**WHAT TO PRODUCE:** Starting at the first line of the entries and ending at the line that contains "heatmap-cell: [280, 520, 320, 560]", write those lines as a JSON list of strings with one string per line, leaving out blank lines.

**SUPPLIED ENTRIES:**
====

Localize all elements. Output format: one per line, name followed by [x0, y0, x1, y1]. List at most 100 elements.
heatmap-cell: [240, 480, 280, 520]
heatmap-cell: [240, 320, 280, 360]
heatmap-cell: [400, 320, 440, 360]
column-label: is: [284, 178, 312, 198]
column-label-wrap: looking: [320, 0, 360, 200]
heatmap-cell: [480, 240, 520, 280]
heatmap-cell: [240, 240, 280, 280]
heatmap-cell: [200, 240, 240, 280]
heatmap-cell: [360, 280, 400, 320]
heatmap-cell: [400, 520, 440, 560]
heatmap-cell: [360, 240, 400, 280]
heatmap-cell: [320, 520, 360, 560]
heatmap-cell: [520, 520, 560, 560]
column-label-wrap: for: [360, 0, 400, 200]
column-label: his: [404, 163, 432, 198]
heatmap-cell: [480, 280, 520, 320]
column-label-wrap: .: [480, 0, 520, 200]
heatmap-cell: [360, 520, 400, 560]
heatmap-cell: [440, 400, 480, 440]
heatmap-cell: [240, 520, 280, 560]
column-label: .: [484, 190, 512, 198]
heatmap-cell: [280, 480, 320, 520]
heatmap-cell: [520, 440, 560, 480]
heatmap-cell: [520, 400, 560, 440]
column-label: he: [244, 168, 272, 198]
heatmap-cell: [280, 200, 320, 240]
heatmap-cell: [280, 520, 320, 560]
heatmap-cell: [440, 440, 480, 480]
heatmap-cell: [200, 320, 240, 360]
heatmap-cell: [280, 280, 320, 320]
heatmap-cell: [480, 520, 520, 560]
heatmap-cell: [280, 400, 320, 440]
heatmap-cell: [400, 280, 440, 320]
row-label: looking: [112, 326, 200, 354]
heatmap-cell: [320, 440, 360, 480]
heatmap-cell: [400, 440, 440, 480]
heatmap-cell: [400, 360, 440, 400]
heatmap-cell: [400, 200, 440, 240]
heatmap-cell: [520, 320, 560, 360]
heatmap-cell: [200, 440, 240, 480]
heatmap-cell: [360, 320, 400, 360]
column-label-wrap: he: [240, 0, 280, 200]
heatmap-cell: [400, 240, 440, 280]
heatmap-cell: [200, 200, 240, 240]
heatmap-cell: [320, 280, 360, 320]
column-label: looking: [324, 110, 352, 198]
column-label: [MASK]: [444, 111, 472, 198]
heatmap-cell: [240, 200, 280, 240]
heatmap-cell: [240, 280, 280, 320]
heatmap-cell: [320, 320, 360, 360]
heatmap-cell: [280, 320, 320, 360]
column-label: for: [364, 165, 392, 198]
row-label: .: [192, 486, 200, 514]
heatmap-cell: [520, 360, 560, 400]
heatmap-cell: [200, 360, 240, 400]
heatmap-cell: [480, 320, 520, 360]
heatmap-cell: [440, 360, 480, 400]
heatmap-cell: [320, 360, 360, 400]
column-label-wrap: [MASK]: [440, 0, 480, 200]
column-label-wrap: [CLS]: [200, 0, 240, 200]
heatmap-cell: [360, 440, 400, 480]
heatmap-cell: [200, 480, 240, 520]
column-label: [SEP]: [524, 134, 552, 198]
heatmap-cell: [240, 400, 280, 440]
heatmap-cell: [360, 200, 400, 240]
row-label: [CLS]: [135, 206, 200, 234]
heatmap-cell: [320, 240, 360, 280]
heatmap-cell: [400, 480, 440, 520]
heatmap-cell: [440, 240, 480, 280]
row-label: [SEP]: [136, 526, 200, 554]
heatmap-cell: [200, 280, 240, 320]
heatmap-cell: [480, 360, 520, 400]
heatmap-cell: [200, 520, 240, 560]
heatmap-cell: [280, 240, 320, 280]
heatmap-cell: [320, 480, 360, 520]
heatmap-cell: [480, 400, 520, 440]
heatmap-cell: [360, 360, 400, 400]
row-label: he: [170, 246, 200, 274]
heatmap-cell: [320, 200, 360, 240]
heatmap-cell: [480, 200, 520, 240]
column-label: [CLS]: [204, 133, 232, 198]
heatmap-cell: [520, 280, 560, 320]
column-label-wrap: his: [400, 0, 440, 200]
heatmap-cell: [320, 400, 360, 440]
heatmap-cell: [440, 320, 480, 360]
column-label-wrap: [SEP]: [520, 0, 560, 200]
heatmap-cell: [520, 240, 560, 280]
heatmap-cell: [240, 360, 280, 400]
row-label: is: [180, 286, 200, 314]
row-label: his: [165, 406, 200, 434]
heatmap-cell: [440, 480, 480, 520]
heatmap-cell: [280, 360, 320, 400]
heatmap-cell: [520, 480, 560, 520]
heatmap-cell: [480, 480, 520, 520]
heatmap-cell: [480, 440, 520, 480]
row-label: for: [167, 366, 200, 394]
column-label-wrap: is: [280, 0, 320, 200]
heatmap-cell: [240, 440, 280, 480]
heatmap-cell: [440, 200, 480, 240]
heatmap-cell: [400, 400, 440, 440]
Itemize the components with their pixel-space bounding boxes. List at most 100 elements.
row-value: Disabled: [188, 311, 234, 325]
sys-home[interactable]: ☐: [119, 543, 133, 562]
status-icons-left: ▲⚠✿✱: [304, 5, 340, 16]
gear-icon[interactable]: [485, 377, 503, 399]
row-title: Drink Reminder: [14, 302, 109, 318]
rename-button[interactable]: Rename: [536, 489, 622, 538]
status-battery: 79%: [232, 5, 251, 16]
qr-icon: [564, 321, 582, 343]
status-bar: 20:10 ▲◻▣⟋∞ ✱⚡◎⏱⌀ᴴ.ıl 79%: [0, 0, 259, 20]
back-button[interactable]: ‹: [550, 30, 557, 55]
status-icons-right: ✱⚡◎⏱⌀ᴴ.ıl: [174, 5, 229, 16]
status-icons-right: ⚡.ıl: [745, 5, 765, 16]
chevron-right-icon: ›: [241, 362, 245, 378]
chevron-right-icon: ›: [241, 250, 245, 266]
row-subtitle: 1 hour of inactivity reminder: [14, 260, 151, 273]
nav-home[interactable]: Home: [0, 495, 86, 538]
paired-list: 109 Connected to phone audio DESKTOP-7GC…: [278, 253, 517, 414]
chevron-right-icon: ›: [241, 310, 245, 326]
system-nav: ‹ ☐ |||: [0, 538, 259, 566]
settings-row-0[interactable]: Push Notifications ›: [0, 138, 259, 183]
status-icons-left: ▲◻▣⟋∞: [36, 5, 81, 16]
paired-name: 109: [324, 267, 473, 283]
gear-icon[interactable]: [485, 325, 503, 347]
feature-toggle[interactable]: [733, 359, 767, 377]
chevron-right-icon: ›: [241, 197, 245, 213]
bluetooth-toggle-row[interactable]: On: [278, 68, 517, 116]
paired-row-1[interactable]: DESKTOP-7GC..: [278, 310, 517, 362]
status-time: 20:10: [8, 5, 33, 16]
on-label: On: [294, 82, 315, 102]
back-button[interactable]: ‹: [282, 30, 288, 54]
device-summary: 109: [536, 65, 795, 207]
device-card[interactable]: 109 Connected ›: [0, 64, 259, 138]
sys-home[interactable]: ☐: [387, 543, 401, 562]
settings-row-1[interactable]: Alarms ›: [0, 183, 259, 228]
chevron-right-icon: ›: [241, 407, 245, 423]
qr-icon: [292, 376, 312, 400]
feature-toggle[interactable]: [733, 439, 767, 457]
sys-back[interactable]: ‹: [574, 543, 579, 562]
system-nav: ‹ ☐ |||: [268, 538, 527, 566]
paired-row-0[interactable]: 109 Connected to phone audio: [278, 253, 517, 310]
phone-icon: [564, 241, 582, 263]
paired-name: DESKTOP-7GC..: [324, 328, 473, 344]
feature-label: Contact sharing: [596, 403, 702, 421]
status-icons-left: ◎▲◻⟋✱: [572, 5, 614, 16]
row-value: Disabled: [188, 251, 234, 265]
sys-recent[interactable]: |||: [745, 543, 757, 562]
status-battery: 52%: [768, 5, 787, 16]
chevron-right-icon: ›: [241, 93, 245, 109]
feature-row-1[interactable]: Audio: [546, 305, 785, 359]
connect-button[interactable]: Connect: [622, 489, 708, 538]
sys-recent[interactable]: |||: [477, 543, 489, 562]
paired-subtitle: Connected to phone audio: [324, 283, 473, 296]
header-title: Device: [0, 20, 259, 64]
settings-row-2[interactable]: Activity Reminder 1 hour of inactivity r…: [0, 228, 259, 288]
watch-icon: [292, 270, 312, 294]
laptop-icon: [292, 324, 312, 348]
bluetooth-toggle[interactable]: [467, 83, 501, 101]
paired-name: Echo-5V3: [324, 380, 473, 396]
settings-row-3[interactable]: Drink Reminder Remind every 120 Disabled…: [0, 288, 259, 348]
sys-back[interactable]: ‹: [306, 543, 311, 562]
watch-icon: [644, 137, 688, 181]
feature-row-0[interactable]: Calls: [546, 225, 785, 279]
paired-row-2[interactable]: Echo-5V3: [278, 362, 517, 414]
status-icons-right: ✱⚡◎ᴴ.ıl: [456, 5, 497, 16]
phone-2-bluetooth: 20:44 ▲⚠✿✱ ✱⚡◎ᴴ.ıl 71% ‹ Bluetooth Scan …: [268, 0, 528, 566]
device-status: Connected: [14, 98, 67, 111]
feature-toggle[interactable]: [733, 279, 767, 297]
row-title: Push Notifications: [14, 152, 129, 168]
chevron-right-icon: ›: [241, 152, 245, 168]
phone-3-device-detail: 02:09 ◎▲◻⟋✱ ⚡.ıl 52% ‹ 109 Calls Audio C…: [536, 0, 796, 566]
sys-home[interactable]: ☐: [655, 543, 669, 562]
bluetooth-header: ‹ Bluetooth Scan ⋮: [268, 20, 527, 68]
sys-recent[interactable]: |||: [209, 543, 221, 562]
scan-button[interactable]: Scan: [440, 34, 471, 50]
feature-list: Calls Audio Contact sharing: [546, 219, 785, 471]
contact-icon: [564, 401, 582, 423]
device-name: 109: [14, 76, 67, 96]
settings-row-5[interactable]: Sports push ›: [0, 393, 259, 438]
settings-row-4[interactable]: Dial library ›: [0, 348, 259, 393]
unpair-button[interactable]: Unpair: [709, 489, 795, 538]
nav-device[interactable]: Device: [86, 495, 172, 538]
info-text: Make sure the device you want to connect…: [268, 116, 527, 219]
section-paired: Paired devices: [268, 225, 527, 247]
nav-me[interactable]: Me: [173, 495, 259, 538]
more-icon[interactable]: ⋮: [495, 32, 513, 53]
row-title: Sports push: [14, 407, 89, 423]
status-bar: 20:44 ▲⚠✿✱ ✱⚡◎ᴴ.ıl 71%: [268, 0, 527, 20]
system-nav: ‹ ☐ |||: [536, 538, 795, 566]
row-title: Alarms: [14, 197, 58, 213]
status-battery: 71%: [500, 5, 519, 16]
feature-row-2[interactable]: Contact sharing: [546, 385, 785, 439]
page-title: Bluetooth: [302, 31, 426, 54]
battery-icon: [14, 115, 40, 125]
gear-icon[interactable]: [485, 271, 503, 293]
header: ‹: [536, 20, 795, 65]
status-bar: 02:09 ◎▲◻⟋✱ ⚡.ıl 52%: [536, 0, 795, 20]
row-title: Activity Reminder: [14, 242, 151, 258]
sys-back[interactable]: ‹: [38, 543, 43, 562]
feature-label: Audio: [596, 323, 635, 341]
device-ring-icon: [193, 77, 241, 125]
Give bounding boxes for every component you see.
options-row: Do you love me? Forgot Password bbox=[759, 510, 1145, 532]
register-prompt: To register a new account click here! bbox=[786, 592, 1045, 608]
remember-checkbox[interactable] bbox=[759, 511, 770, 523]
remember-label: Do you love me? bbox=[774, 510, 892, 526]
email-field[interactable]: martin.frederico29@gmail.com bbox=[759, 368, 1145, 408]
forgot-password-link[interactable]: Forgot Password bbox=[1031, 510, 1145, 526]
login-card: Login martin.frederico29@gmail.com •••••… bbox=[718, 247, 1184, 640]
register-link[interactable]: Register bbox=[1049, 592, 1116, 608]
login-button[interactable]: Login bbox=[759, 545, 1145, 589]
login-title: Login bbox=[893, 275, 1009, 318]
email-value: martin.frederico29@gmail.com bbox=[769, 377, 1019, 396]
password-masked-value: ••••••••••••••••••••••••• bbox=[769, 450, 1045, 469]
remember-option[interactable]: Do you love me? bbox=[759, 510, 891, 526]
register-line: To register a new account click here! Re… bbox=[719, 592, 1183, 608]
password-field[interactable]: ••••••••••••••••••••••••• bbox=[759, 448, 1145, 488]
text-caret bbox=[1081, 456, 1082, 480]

====

**EXERCISE ANSWER:**
[
  "Localize all elements. Output format: one per line, name followed by [x0, y0, x1, y1]. List at most 100 elements.",
  "heatmap-cell: [240, 480, 280, 520]",
  "heatmap-cell: [240, 320, 280, 360]",
  "heatmap-cell: [400, 320, 440, 360]",
  "column-label: is: [284, 178, 312, 198]",
  "column-label-wrap: looking: [320, 0, 360, 200]",
  "heatmap-cell: [480, 240, 520, 280]",
  "heatmap-cell: [240, 240, 280, 280]",
  "heatmap-cell: [200, 240, 240, 280]",
  "heatmap-cell: [360, 280, 400, 320]",
  "heatmap-cell: [400, 520, 440, 560]",
  "heatmap-cell: [360, 240, 400, 280]",
  "heatmap-cell: [320, 520, 360, 560]",
  "heatmap-cell: [520, 520, 560, 560]",
  "column-label-wrap: for: [360, 0, 400, 200]",
  "column-label: his: [404, 163, 432, 198]",
  "heatmap-cell: [480, 280, 520, 320]",
  "column-label-wrap: .: [480, 0, 520, 200]",
  "heatmap-cell: [360, 520, 400, 560]",
  "heatmap-cell: [440, 400, 480, 440]",
  "heatmap-cell: [240, 520, 280, 560]",
  "column-label: .: [484, 190, 512, 198]",
  "heatmap-cell: [280, 480, 320, 520]",
  "heatmap-cell: [520, 440, 560, 480]",
  "heatmap-cell: [520, 400, 560, 440]",
  "column-label: he: [244, 168, 272, 198]",
  "heatmap-cell: [280, 200, 320, 240]",
  "heatmap-cell: [280, 520, 320, 560]"
]